Written instruction: Word for word, restate every line of the listing that follows.

>> start

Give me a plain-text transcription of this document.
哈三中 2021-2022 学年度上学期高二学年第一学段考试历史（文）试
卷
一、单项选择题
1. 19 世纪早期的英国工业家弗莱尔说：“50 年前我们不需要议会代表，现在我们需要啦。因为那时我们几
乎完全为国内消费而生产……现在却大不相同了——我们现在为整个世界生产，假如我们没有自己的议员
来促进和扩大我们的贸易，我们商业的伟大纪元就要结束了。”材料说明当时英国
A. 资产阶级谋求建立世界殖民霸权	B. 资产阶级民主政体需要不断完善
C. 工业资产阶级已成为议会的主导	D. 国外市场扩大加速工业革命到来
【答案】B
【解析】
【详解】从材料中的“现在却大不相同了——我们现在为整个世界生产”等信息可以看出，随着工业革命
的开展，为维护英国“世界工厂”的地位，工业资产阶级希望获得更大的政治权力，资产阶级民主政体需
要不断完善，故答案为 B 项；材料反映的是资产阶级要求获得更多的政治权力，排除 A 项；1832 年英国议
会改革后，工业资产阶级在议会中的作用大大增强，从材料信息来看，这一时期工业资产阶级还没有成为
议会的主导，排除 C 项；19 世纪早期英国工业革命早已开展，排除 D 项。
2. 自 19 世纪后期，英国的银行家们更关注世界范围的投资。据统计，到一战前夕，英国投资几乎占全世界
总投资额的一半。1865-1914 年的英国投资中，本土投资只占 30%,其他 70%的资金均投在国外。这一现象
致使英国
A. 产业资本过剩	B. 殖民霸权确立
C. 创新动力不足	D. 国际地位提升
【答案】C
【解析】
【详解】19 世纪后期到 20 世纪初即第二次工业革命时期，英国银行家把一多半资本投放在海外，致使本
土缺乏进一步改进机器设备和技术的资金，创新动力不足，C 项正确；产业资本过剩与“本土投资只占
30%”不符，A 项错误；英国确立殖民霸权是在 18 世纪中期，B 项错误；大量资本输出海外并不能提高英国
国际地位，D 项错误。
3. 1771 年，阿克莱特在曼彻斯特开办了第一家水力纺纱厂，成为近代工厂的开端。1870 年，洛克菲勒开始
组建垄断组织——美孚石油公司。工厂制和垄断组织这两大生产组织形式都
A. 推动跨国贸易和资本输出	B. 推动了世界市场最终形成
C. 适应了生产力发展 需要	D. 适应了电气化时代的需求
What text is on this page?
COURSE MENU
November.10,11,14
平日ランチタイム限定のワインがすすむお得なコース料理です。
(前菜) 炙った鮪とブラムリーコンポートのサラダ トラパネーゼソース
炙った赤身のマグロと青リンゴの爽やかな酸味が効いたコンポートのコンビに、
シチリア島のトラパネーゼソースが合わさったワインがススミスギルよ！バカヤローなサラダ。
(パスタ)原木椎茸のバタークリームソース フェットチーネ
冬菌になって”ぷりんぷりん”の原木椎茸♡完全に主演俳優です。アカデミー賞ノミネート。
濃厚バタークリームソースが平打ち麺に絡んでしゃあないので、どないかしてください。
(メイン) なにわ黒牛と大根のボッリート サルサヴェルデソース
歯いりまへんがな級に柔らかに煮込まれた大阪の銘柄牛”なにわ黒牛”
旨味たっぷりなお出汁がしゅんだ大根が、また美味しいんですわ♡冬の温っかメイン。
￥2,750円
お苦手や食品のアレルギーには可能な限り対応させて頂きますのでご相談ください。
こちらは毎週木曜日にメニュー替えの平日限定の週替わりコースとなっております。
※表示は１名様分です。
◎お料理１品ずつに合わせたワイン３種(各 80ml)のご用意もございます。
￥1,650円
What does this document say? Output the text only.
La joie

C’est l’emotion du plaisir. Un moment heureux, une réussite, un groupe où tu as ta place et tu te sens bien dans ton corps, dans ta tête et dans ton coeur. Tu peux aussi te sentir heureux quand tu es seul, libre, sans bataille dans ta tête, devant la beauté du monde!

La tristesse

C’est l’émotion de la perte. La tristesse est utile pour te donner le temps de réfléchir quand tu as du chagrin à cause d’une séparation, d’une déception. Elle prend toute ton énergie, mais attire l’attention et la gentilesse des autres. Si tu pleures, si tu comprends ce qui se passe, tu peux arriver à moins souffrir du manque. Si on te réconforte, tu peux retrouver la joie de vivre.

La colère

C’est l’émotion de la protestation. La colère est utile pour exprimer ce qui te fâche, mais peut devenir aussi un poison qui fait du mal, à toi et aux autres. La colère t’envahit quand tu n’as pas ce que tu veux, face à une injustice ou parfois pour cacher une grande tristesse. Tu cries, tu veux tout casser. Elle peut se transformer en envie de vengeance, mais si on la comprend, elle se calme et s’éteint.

>> end

Task solution:
Give me a plain-text transcription of this document.
哈三中 2021-2022 学年度上学期高二学年第一学段考试历史（文）试
卷
一、单项选择题
1. 19 世纪早期的英国工业家弗莱尔说：“50 年前我们不需要议会代表，现在我们需要啦。因为那时我们几
乎完全为国内消费而生产……现在却大不相同了——我们现在为整个世界生产，假如我们没有自己的议员
来促进和扩大我们的贸易，我们商业的伟大纪元就要结束了。”材料说明当时英国
A. 资产阶级谋求建立世界殖民霸权	B. 资产阶级民主政体需要不断完善
C. 工业资产阶级已成为议会的主导	D. 国外市场扩大加速工业革命到来
【答案】B
【解析】
【详解】从材料中的“现在却大不相同了——我们现在为整个世界生产”等信息可以看出，随着工业革命
的开展，为维护英国“世界工厂”的地位，工业资产阶级希望获得更大的政治权力，资产阶级民主政体需
要不断完善，故答案为 B 项；材料反映的是资产阶级要求获得更多的政治权力，排除 A 项；1832 年英国议
会改革后，工业资产阶级在议会中的作用大大增强，从材料信息来看，这一时期工业资产阶级还没有成为
议会的主导，排除 C 项；19 世纪早期英国工业革命早已开展，排除 D 项。
2. 自 19 世纪后期，英国的银行家们更关注世界范围的投资。据统计，到一战前夕，英国投资几乎占全世界
总投资额的一半。1865-1914 年的英国投资中，本土投资只占 30%,其他 70%的资金均投在国外。这一现象
致使英国
A. 产业资本过剩	B. 殖民霸权确立
C. 创新动力不足	D. 国际地位提升
【答案】C
【解析】
【详解】19 世纪后期到 20 世纪初即第二次工业革命时期，英国银行家把一多半资本投放在海外，致使本
土缺乏进一步改进机器设备和技术的资金，创新动力不足，C 项正确；产业资本过剩与“本土投资只占
30%”不符，A 项错误；英国确立殖民霸权是在 18 世纪中期，B 项错误；大量资本输出海外并不能提高英国
国际地位，D 项错误。
3. 1771 年，阿克莱特在曼彻斯特开办了第一家水力纺纱厂，成为近代工厂的开端。1870 年，洛克菲勒开始
组建垄断组织——美孚石油公司。工厂制和垄断组织这两大生产组织形式都
A. 推动跨国贸易和资本输出	B. 推动了世界市场最终形成
C. 适应了生产力发展 需要	D. 适应了电气化时代的需求
What text is on this page?
COURSE MENU
November.10,11,14
平日ランチタイム限定のワインがすすむお得なコース料理です。
(前菜) 炙った鮪とブラムリーコンポートのサラダ トラパネーゼソース
炙った赤身のマグロと青リンゴの爽やかな酸味が効いたコンポートのコンビに、
シチリア島のトラパネーゼソースが合わさったワインがススミスギルよ！バカヤローなサラダ。
(パスタ)原木椎茸のバタークリームソース フェットチーネ
冬菌になって”ぷりんぷりん”の原木椎茸♡完全に主演俳優です。アカデミー賞ノミネート。
濃厚バタークリームソースが平打ち麺に絡んでしゃあないので、どないかしてください。
(メイン) なにわ黒牛と大根のボッリート サルサヴェルデソース
歯いりまへんがな級に柔らかに煮込まれた大阪の銘柄牛”なにわ黒牛”
旨味たっぷりなお出汁がしゅんだ大根が、また美味しいんですわ♡冬の温っかメイン。
￥2,750円
お苦手や食品のアレルギーには可能な限り対応させて頂きますのでご相談ください。
こちらは毎週木曜日にメニュー替えの平日限定の週替わりコースとなっております。
※表示は１名様分です。
◎お料理１品ずつに合わせたワイン３種(各 80ml)のご用意もございます。
￥1,650円
What does this document say? Output the text only.
La joie

C’est l’emotion du plaisir. Un moment heureux, une réussite, un groupe où tu as ta place et tu te sens bien dans ton corps, dans ta tête et dans ton coeur. Tu peux aussi te sentir heureux quand tu es seul, libre, sans bataille dans ta tête, devant la beauté du monde!

La tristesse

C’est l’émotion de la perte. La tristesse est utile pour te donner le temps de réfléchir quand tu as du chagrin à cause d’une séparation, d’une déception. Elle prend toute ton énergie, mais attire l’attention et la gentilesse des autres. Si tu pleures, si tu comprends ce qui se passe, tu peux arriver à moins souffrir du manque. Si on te réconforte, tu peux retrouver la joie de vivre.

La colère

C’est l’émotion de la protestation. La colère est utile pour exprimer ce qui te fâche, mais peut devenir aussi un poison qui fait du mal, à toi et aux autres. La colère t’envahit quand tu n’as pas ce que tu veux, face à une injustice ou parfois pour cacher une grande tristesse. Tu cries, tu veux tout casser. Elle peut se transformer en envie de vengeance, mais si on la comprend, elle se calme et s’éteint.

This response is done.